[Data records]
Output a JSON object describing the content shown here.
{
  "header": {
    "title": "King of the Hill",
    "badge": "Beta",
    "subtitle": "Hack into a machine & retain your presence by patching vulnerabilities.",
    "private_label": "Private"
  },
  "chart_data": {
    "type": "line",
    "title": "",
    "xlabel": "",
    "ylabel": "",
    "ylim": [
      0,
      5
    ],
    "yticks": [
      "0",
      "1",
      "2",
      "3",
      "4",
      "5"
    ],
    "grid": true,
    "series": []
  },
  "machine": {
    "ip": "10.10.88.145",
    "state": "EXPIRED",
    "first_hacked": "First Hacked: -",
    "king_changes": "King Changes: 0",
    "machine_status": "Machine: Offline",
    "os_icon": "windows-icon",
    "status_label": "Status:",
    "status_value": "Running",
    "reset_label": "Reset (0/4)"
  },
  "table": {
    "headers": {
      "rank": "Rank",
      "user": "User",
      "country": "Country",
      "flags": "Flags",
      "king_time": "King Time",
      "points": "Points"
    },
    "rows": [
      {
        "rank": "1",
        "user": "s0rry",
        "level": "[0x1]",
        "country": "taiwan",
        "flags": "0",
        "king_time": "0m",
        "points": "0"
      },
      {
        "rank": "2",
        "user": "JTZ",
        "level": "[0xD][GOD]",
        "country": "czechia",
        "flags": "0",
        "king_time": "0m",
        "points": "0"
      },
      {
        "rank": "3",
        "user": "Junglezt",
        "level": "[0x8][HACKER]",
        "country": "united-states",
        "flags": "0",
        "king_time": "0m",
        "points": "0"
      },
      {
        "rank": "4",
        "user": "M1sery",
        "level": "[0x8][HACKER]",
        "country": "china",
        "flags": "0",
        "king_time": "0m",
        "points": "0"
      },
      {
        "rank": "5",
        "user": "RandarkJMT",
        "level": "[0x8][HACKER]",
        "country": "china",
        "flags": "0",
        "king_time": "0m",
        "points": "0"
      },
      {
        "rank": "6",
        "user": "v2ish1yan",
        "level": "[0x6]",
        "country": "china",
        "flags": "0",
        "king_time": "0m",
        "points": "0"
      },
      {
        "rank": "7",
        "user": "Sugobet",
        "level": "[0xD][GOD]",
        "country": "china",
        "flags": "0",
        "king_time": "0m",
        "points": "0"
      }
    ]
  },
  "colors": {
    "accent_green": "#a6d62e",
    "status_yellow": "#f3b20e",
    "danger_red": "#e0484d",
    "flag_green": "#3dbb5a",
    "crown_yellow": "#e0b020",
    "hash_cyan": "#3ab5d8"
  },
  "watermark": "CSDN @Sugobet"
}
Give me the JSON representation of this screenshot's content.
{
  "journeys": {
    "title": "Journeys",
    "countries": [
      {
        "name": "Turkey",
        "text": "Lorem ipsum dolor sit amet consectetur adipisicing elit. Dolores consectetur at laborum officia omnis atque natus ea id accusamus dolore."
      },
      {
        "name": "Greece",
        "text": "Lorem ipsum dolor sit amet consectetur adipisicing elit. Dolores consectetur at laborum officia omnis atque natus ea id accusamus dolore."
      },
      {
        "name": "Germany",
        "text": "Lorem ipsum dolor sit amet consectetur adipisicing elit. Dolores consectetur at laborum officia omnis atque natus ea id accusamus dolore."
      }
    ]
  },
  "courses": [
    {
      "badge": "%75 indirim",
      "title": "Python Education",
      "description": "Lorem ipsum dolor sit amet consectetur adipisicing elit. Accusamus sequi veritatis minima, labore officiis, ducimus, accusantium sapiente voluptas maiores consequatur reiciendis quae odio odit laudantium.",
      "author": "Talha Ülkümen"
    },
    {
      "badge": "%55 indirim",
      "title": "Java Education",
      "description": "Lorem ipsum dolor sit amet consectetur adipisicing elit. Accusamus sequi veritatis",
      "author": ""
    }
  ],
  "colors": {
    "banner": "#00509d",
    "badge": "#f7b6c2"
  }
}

(WRITTEN INSTRUCTION):
Reproduce the material precisely, including every line.

(TASK ANSWER):
Output a JSON object describing the content shown here.
{
  "header": {
    "title": "King of the Hill",
    "badge": "Beta",
    "subtitle": "Hack into a machine & retain your presence by patching vulnerabilities.",
    "private_label": "Private"
  },
  "chart_data": {
    "type": "line",
    "title": "",
    "xlabel": "",
    "ylabel": "",
    "ylim": [
      0,
      5
    ],
    "yticks": [
      "0",
      "1",
      "2",
      "3",
      "4",
      "5"
    ],
    "grid": true,
    "series": []
  },
  "machine": {
    "ip": "10.10.88.145",
    "state": "EXPIRED",
    "first_hacked": "First Hacked: -",
    "king_changes": "King Changes: 0",
    "machine_status": "Machine: Offline",
    "os_icon": "windows-icon",
    "status_label": "Status:",
    "status_value": "Running",
    "reset_label": "Reset (0/4)"
  },
  "table": {
    "headers": {
      "rank": "Rank",
      "user": "User",
      "country": "Country",
      "flags": "Flags",
      "king_time": "King Time",
      "points": "Points"
    },
    "rows": [
      {
        "rank": "1",
        "user": "s0rry",
        "level": "[0x1]",
        "country": "taiwan",
        "flags": "0",
        "king_time": "0m",
        "points": "0"
      },
      {
        "rank": "2",
        "user": "JTZ",
        "level": "[0xD][GOD]",
        "country": "czechia",
        "flags": "0",
        "king_time": "0m",
        "points": "0"
      },
      {
        "rank": "3",
        "user": "Junglezt",
        "level": "[0x8][HACKER]",
        "country": "united-states",
        "flags": "0",
        "king_time": "0m",
        "points": "0"
      },
      {
        "rank": "4",
        "user": "M1sery",
        "level": "[0x8][HACKER]",
        "country": "china",
        "flags": "0",
        "king_time": "0m",
        "points": "0"
      },
      {
        "rank": "5",
        "user": "RandarkJMT",
        "level": "[0x8][HACKER]",
        "country": "china",
        "flags": "0",
        "king_time": "0m",
        "points": "0"
      },
      {
        "rank": "6",
        "user": "v2ish1yan",
        "level": "[0x6]",
        "country": "china",
        "flags": "0",
        "king_time": "0m",
        "points": "0"
      },
      {
        "rank": "7",
        "user": "Sugobet",
        "level": "[0xD][GOD]",
        "country": "china",
        "flags": "0",
        "king_time": "0m",
        "points": "0"
      }
    ]
  },
  "colors": {
    "accent_green": "#a6d62e",
    "status_yellow": "#f3b20e",
    "danger_red": "#e0484d",
    "flag_green": "#3dbb5a",
    "crown_yellow": "#e0b020",
    "hash_cyan": "#3ab5d8"
  },
  "watermark": "CSDN @Sugobet"
}
Give me the JSON representation of this screenshot's content.
{
  "journeys": {
    "title": "Journeys",
    "countries": [
      {
        "name": "Turkey",
        "text": "Lorem ipsum dolor sit amet consectetur adipisicing elit. Dolores consectetur at laborum officia omnis atque natus ea id accusamus dolore."
      },
      {
        "name": "Greece",
        "text": "Lorem ipsum dolor sit amet consectetur adipisicing elit. Dolores consectetur at laborum officia omnis atque natus ea id accusamus dolore."
      },
      {
        "name": "Germany",
        "text": "Lorem ipsum dolor sit amet consectetur adipisicing elit. Dolores consectetur at laborum officia omnis atque natus ea id accusamus dolore."
      }
    ]
  },
  "courses": [
    {
      "badge": "%75 indirim",
      "title": "Python Education",
      "description": "Lorem ipsum dolor sit amet consectetur adipisicing elit. Accusamus sequi veritatis minima, labore officiis, ducimus, accusantium sapiente voluptas maiores consequatur reiciendis quae odio odit laudantium.",
      "author": "Talha Ülkümen"
    },
    {
      "badge": "%55 indirim",
      "title": "Java Education",
      "description": "Lorem ipsum dolor sit amet consectetur adipisicing elit. Accusamus sequi veritatis",
      "author": ""
    }
  ],
  "colors": {
    "banner": "#00509d",
    "badge": "#f7b6c2"
  }
}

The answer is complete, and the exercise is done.